■ **Task brief**
Which lines contain the string "características"? Please list every one of them.

■ **Stored records**

────

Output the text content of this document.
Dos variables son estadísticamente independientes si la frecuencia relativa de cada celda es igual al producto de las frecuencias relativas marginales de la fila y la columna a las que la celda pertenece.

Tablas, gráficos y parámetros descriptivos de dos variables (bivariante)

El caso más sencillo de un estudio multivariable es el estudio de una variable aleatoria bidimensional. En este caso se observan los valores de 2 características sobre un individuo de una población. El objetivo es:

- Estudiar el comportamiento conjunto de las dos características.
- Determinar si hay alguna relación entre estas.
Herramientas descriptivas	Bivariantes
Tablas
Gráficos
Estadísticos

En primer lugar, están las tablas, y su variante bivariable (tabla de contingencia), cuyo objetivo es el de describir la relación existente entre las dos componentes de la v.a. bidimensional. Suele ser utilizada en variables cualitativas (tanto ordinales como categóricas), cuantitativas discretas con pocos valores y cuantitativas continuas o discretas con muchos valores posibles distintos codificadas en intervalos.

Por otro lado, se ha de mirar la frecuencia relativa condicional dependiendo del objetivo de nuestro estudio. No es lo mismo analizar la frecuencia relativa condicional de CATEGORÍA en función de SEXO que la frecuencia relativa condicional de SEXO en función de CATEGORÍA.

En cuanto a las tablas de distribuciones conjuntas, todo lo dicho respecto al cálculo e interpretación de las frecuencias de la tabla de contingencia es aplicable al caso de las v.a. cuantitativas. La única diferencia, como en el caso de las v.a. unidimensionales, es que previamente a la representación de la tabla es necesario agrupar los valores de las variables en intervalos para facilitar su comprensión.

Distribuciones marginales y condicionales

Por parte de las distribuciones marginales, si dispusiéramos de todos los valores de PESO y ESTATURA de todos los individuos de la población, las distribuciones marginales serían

────

■ **Answer**
El caso más sencillo de un estudio multivariable es el estudio de una variable aleatoria bidimensional. En este caso se observan los valores de 2 características sobre un individuo de una población. El objetivo es:
- Estudiar el comportamiento conjunto de las dos características.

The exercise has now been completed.